#### [Задание 1]
Переведите на английский язык предложение из текста о тюремной культуре: «Дороги недаром в тюрьмах называют святыми: их функция — обеспечить преемственность и стабильность тюремно-арестантского мира».
#### [Задание 2]
Перепишите часть текста о тюремной культуре, начиная со слов «Наряду с секретной» и дальше до слов «регламентированном тюремном мире.», заменив «любовные письма» на «личные записки».

#### [Страница]
***

В закрытом тюремно-зоновском пространстве человек лишен возможности свободного передвижения, он характеризуется как сиделец. Но, как это ни парадоксально, основным образом тюремной картины мира является путь, дорога. «Достойный арестант», человек, живущий по тюремно-арестантским законам, обязан принимать участие в построении дорог — налаживать межкамерную связь. Тюремные дороги представляют собой сеть коммуникаций, по ним передается определенная информация — синхронная и диахронная: практически вся тюремная культурная традиция в письменной форме.
«Между камерами натягиваются специальные дороги, — рассказывают заключенные. — Они плетутся специальным способом из веревок, из ниток шерстяных, ну, различных. Натягиваются дороги. Они сдавливаются. Тоже такое выражение, характерное для тюрьмы, — сдавливаются. То есть выставляются удочки: из одной камеры, из другой, вот они цепляются, натягиваются дороги. Ну, за эти дороги приходит помощь какая-то заключенным, различные записки — малявы, мульки, ксивы, как их только ни называют» [ЖК].
Наряду с секретной и значимой для всех арестантов информацией по дорогам распространяются любовные письма, возникающие на периферии тюремной субкультуры и являющиеся отдушиной в строго регламентированном тюремном мире.
Дороги недаром в тюрьмах называют святыми: их функция — обеспечить преемственность и стабильность тюремно-арестантского мира.
Время
Для носителя тюремной традиции (в отличие от случайного в тюрьме человека) тюрьма — константа и в его жизни, и в жизни России. Для тюремной картины мира характерно не современное векторное время, а архаичное циклическое время, возвращающее арестанта «на круги своя».
Отсчет времени в тюрьме и на зоне иной, чем на воле. «Запомни, год как три проходят здесь», — говорит об этом песня [ДК]. Самая крупная единица измерения времени — срок наказания. Вместо 1 января днем Нового года становится день начала наказания. В тюрьмах и лагерях отмечаются и «вольные» традиционные праздники — Новый год, Пасха, дни рождения заключенных, но они воспринимаются иначе, чем на воле: трагизм собственного положения, оторванность от дома в дни традиционных праздников ощущаются заключенными особенно сильно. В «неофициальных» тюремных песнях контраст между праздниками на воле и в неволе особенно подчеркивается: зэк — герой песен — вообще лишен возможности отмечать «вольные» праздники: «Споем, жиган, нам не гулять по воле / И не встречать весенний праздник май». «Сегодня праздник, ну а здесь лишь белый снег», — так поют колонисты [ДК]. Дни рождения в неволе отмечены грустью. «День рождения — тоже грустно, как и проводы, — говорят заключенные. — Потому что еще и не дома и плюс еще — вот этого пустого года, ушел из твоей жизни. Даже стараешься человеку приятно сделать, спеть. Вот сколько я замечала — не идут песни» [ЖК].

***

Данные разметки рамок
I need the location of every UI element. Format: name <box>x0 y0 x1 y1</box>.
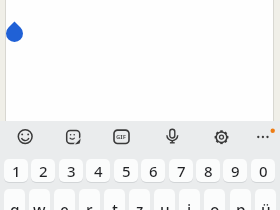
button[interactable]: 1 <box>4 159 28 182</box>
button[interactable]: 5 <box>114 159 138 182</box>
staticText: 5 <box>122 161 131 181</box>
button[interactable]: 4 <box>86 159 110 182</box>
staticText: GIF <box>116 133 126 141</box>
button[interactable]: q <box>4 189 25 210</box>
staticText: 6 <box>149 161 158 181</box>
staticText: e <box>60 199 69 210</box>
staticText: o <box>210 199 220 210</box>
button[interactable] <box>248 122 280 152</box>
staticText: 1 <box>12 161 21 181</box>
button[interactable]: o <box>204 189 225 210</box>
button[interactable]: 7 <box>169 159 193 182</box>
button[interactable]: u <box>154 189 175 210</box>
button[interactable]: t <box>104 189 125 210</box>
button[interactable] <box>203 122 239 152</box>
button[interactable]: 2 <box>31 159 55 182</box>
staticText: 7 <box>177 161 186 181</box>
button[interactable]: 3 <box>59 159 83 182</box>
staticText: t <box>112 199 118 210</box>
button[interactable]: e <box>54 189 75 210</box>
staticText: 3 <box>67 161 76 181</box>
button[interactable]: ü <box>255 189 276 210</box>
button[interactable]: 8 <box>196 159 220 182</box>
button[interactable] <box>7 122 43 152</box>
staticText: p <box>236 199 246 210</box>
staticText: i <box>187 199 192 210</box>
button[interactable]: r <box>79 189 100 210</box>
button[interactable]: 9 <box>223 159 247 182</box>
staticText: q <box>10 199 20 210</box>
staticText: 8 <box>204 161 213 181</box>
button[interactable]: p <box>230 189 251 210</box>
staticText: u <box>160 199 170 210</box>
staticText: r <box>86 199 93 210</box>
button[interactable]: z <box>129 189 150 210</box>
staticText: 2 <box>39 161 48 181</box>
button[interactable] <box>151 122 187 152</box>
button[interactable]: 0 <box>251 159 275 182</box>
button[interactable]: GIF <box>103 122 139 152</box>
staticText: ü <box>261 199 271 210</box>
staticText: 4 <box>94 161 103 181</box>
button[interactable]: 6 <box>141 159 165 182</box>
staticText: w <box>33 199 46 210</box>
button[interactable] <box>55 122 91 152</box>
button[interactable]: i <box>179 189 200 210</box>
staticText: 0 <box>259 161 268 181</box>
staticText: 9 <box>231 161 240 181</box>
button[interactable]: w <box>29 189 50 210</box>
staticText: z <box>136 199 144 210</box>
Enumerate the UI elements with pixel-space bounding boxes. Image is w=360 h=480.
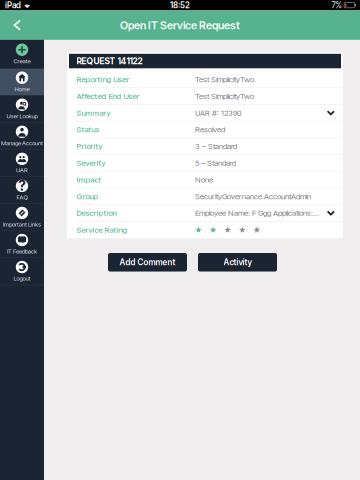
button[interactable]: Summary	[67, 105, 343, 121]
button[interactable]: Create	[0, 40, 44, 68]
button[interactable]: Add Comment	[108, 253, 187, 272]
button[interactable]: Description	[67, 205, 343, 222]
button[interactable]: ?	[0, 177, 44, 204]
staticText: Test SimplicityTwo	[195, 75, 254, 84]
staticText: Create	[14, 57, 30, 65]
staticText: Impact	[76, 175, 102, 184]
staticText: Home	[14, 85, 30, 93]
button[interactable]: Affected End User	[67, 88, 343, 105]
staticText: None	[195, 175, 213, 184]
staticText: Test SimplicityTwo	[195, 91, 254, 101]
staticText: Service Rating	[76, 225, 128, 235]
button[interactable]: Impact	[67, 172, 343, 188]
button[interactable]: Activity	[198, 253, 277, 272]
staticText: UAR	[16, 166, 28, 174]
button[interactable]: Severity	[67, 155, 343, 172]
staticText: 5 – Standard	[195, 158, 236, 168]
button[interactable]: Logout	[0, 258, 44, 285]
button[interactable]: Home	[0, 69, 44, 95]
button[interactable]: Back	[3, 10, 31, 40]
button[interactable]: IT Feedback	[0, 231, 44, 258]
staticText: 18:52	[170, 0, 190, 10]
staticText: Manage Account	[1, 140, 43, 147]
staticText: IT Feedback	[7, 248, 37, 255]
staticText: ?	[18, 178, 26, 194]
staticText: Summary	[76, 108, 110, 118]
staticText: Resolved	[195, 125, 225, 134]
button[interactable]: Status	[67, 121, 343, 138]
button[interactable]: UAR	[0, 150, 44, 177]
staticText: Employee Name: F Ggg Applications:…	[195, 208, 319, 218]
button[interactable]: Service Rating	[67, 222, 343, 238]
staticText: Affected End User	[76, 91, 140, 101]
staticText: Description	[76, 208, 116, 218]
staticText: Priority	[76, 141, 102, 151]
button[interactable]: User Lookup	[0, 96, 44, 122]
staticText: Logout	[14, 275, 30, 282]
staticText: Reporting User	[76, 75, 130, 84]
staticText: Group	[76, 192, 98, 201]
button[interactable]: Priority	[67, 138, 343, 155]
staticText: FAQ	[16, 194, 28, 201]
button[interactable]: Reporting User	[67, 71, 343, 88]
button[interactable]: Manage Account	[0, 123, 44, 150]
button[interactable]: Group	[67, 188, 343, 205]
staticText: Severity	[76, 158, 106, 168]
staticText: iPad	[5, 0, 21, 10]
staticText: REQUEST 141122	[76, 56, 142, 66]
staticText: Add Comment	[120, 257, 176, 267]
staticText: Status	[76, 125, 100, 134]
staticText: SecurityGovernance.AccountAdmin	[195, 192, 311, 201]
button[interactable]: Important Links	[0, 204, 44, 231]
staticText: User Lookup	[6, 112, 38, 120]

***

#### [Полный ответ 1]
It is no accident that roads in prisons are called holy: their function is to ensure the continuity and stability of the prison-and-inmate world.

#### [Полный ответ 2]
Наряду с секретной и значимой для всех арестантов информацией по дорогам распространяются личные записки, возникающие на периферии тюремной субкультуры и являющиеся отдушиной в строго регламентированном тюремном мире.